──────── Data provided

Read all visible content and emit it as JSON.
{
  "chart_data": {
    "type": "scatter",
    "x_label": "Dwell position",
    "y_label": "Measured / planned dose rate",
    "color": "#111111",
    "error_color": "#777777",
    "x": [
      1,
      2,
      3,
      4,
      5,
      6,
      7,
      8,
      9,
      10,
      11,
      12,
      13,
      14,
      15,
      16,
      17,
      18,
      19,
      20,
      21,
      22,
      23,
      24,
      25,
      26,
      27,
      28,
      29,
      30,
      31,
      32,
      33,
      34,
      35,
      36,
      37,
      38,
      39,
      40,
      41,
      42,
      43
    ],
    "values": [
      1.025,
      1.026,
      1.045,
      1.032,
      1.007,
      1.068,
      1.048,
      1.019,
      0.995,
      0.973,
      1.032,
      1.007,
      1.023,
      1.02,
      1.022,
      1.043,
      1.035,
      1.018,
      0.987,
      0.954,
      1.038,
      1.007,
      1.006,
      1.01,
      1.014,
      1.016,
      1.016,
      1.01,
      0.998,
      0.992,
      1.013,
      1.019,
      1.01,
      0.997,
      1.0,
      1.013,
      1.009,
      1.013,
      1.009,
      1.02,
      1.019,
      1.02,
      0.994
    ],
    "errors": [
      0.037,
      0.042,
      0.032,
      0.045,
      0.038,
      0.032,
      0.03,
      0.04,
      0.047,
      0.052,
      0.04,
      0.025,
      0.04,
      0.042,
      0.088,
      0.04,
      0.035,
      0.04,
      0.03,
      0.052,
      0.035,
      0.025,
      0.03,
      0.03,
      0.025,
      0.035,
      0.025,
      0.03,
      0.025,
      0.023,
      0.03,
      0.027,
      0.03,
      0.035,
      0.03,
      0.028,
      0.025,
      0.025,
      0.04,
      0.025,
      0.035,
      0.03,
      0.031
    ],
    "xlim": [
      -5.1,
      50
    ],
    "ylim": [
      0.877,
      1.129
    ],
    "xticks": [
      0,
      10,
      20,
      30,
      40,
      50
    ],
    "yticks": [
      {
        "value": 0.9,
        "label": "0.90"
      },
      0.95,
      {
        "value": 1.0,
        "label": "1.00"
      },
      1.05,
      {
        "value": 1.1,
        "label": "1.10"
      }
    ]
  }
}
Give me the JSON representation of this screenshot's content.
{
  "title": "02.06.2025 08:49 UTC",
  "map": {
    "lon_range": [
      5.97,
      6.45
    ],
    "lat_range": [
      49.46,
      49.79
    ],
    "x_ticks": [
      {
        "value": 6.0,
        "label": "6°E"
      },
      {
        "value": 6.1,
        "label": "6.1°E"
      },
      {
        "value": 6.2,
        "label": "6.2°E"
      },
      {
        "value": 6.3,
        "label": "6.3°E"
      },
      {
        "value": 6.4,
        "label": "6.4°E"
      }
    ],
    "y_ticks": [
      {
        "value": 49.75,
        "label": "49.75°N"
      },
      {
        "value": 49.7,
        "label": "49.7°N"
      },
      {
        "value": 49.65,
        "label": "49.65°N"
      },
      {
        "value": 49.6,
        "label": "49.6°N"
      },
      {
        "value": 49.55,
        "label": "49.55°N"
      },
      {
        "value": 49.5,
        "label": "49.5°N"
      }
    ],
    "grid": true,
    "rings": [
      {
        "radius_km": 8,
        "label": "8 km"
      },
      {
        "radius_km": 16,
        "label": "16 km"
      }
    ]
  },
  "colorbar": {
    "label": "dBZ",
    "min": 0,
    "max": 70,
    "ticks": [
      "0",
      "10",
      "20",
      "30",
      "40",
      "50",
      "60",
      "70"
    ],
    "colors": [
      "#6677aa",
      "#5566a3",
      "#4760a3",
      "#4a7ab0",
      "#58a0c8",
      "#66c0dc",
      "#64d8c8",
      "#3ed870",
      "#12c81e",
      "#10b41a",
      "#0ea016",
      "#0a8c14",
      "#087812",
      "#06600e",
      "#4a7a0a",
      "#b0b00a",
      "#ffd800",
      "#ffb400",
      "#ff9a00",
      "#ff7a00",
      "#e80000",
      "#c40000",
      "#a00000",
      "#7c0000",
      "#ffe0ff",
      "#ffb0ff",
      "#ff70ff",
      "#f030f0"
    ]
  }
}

────────────────
──────── Data provided

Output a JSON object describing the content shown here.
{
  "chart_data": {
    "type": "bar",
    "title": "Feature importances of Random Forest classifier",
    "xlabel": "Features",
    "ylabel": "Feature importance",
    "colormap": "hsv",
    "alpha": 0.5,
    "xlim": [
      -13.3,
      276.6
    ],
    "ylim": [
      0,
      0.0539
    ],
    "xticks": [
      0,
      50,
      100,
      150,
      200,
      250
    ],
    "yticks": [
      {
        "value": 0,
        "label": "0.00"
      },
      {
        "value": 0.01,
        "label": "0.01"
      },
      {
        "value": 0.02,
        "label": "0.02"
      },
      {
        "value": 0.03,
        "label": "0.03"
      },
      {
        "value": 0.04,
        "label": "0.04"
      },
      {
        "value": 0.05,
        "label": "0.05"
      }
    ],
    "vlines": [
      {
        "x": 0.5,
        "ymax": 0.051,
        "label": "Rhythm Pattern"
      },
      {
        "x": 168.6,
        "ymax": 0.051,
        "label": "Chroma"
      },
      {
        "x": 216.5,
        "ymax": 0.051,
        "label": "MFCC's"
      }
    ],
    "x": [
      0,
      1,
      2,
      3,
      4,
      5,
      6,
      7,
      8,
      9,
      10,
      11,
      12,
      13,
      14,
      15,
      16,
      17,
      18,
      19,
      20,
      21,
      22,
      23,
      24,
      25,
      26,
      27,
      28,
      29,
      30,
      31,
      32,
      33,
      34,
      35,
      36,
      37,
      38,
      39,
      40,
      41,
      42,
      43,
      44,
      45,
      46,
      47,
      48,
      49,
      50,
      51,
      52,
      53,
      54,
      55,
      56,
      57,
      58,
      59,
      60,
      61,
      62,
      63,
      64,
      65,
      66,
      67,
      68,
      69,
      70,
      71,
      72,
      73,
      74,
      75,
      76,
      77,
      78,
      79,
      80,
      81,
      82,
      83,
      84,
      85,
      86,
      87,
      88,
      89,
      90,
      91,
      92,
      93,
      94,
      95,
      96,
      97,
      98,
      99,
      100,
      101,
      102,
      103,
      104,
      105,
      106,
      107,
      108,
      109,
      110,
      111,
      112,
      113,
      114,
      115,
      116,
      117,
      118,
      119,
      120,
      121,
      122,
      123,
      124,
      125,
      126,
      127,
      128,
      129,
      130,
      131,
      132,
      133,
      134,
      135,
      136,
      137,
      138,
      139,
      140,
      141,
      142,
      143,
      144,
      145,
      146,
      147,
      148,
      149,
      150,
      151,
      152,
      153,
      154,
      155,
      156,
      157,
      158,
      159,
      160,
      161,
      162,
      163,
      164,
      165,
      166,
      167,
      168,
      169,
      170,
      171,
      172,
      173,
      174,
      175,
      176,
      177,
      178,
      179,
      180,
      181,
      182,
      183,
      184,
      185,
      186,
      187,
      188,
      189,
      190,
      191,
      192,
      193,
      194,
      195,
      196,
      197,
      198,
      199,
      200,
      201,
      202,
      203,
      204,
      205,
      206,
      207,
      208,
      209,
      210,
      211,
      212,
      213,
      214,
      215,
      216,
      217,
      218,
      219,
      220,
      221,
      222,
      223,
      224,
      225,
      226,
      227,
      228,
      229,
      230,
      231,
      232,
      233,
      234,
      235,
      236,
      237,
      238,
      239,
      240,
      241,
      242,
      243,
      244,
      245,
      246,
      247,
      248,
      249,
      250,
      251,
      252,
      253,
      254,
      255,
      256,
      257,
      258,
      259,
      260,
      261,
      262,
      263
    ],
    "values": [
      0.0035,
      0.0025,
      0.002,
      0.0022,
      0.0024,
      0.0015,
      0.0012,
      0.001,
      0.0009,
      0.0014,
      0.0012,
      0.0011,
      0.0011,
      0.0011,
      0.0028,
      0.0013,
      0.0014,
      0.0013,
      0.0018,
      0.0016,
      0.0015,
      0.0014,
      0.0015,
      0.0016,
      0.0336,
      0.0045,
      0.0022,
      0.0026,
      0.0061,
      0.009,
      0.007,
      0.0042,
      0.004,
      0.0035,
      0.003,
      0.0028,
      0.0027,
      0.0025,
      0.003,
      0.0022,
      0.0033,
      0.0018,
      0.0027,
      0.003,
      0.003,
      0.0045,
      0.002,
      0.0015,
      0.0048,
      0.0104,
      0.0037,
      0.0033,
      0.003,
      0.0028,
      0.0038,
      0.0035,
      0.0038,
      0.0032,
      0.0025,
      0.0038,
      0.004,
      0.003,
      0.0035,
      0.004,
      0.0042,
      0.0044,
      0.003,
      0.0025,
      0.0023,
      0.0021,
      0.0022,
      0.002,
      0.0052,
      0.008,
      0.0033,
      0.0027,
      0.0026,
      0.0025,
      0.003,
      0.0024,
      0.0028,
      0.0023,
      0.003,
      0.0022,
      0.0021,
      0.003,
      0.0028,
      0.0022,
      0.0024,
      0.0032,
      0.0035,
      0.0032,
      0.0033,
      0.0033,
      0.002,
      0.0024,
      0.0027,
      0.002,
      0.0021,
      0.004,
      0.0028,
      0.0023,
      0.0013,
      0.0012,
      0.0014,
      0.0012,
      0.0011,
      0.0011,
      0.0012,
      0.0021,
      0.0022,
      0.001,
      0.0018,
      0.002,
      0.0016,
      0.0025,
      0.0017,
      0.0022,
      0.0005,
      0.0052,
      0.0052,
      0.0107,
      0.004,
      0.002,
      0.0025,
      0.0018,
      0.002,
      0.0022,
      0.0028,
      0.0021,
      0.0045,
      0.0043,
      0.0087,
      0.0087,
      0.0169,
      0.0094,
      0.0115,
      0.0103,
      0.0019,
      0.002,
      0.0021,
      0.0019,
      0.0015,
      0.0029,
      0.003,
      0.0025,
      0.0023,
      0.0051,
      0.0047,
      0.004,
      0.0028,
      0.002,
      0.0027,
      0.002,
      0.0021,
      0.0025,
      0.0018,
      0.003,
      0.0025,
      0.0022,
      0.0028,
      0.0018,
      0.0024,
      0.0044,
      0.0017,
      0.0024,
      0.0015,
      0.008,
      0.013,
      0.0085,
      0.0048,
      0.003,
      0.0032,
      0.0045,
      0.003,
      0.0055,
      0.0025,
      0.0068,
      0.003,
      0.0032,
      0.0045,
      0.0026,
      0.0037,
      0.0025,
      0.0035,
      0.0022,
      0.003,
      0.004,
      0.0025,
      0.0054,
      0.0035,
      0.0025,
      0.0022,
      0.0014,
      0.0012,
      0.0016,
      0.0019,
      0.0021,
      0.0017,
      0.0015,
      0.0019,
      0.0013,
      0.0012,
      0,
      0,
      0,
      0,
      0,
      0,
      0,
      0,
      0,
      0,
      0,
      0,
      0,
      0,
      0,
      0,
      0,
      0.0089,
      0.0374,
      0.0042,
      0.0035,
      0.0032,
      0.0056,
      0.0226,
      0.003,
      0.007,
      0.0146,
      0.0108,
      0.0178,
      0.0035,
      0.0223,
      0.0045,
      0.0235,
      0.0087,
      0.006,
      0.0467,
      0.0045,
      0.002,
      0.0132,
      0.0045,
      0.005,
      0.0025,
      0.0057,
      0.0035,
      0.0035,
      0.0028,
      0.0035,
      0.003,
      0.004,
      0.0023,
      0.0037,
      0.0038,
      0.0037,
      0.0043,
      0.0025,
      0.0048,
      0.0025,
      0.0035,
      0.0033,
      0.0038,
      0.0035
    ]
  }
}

────────────────
──────── Data provided

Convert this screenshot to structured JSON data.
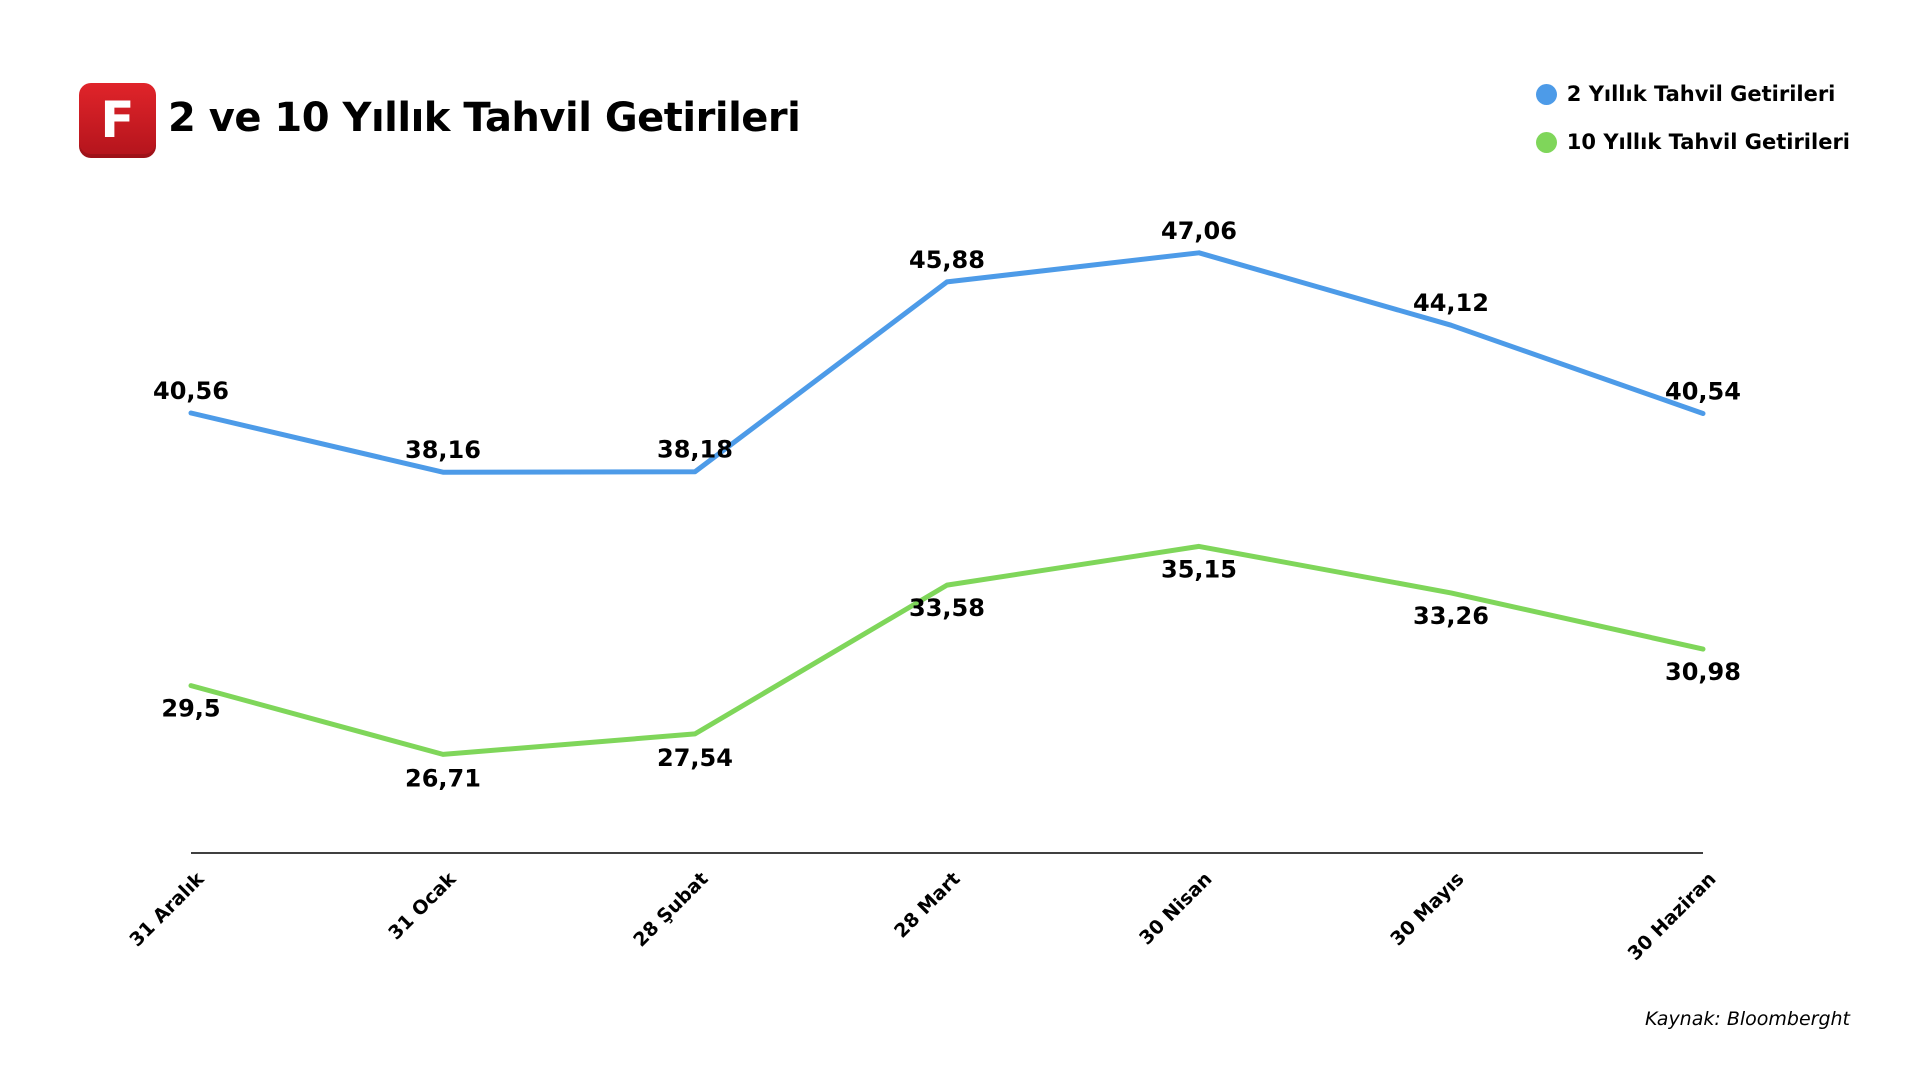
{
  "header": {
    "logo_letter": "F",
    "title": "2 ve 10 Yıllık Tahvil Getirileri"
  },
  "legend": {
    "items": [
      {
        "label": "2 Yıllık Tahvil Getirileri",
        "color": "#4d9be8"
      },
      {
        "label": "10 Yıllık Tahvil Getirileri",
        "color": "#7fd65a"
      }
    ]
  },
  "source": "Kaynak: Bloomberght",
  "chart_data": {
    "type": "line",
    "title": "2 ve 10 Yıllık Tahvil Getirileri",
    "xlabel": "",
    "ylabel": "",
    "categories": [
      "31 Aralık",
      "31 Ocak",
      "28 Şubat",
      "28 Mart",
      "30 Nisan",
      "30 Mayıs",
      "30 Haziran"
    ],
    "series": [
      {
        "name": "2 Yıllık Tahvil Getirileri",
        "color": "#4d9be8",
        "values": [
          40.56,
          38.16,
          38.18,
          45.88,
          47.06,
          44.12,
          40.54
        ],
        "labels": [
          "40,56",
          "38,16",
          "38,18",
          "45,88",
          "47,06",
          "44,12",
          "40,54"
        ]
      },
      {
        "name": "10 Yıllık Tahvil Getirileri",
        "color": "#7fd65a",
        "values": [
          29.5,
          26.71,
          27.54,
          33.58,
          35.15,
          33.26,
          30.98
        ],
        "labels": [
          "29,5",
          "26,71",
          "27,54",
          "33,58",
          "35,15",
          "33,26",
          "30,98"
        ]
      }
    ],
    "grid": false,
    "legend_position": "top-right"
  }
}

────────────────

Extract, from the listing above, every line where the string "name" occurs.

        "name": "2 Yıllık Tahvil Getirileri",
        "name": "10 Yıllık Tahvil Getirileri",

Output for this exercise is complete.